__SOURCE MATERIAL__

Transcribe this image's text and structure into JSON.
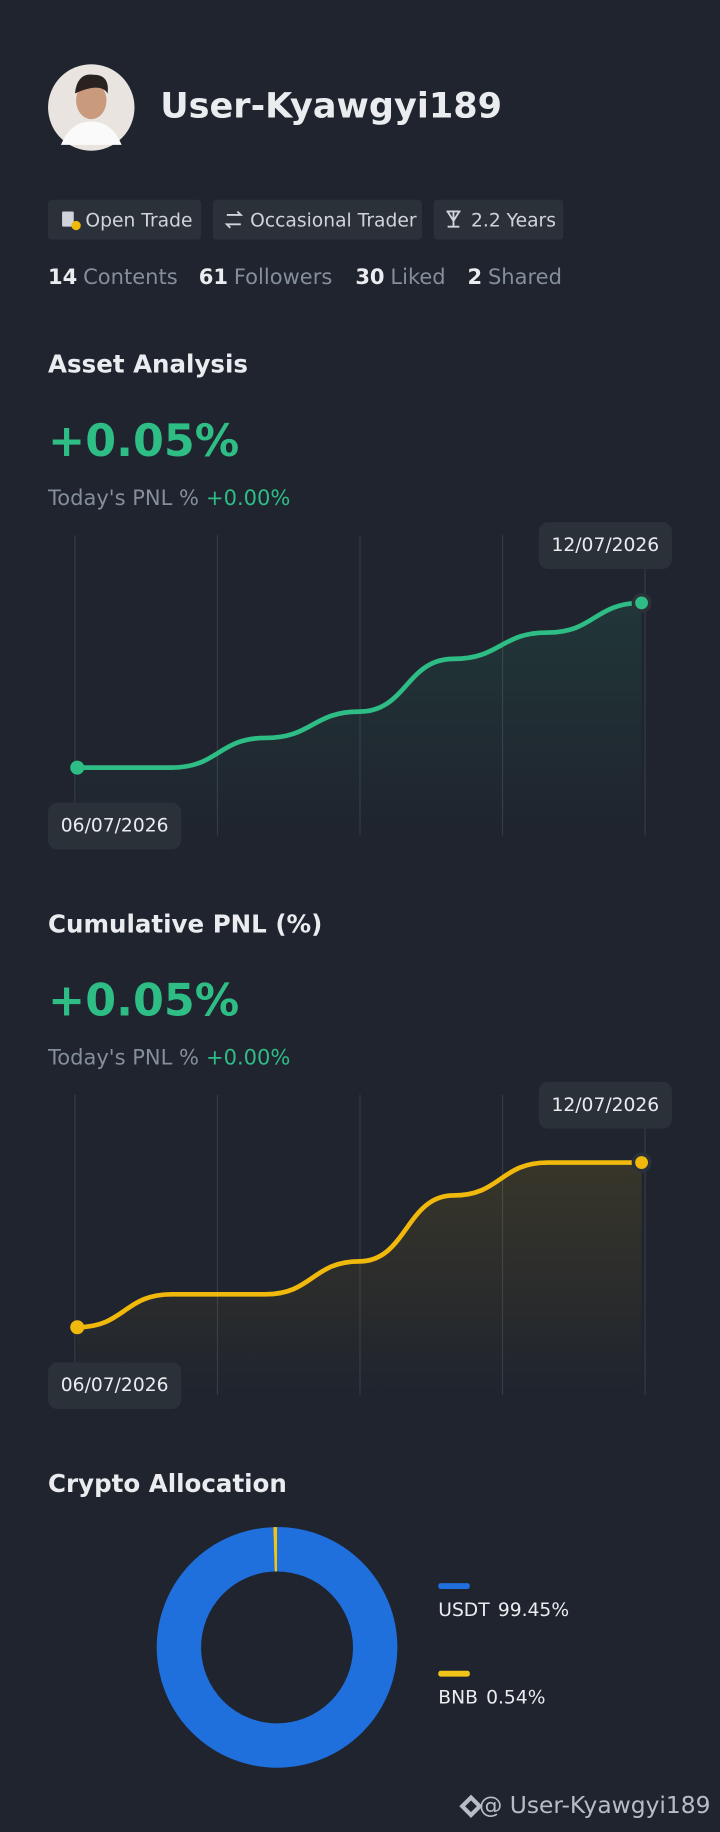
{
  "profile": {
    "username": "User-Kyawgyi189",
    "tags": [
      "Open Trade",
      "Occasional Trader",
      "2.2 Years"
    ],
    "stats": [
      {
        "value": 14,
        "label": "Contents"
      },
      {
        "value": 61,
        "label": "Followers"
      },
      {
        "value": 30,
        "label": "Liked"
      },
      {
        "value": 2,
        "label": "Shared"
      }
    ]
  },
  "chart_data": [
    {
      "type": "line",
      "title": "Asset Analysis",
      "headline": "+0.05%",
      "pnl_label": "Today's PNL %",
      "pnl_value": "+0.00%",
      "x": [
        "06/07/2026",
        null,
        null,
        null,
        null,
        null,
        "12/07/2026"
      ],
      "series": [
        {
          "color": "#2ebd85",
          "values": [
            0,
            0,
            0.009,
            0.017,
            0.033,
            0.041,
            0.05
          ]
        }
      ]
    },
    {
      "type": "line",
      "title": "Cumulative PNL (%)",
      "headline": "+0.05%",
      "pnl_label": "Today's PNL %",
      "pnl_value": "+0.00%",
      "x": [
        "06/07/2026",
        null,
        null,
        null,
        null,
        null,
        "12/07/2026"
      ],
      "series": [
        {
          "color": "#f0b90b",
          "values": [
            0,
            0.01,
            0.01,
            0.02,
            0.04,
            0.05,
            0.05
          ]
        }
      ]
    },
    {
      "type": "pie",
      "title": "Crypto Allocation",
      "categories": [
        "USDT",
        "BNB"
      ],
      "values": [
        99.45,
        0.54
      ],
      "value_labels": [
        "99.45%",
        "0.54%"
      ],
      "colors": [
        "#1f6fdc",
        "#f0c419"
      ]
    }
  ],
  "footer": "@ User-Kyawgyi189"
}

__THE TASK__
Find the word "User" and list each line it appears in.

__EXERCISE ANSWER__
    "username": "User-Kyawgyi189",
  "footer": "@ User-Kyawgyi189"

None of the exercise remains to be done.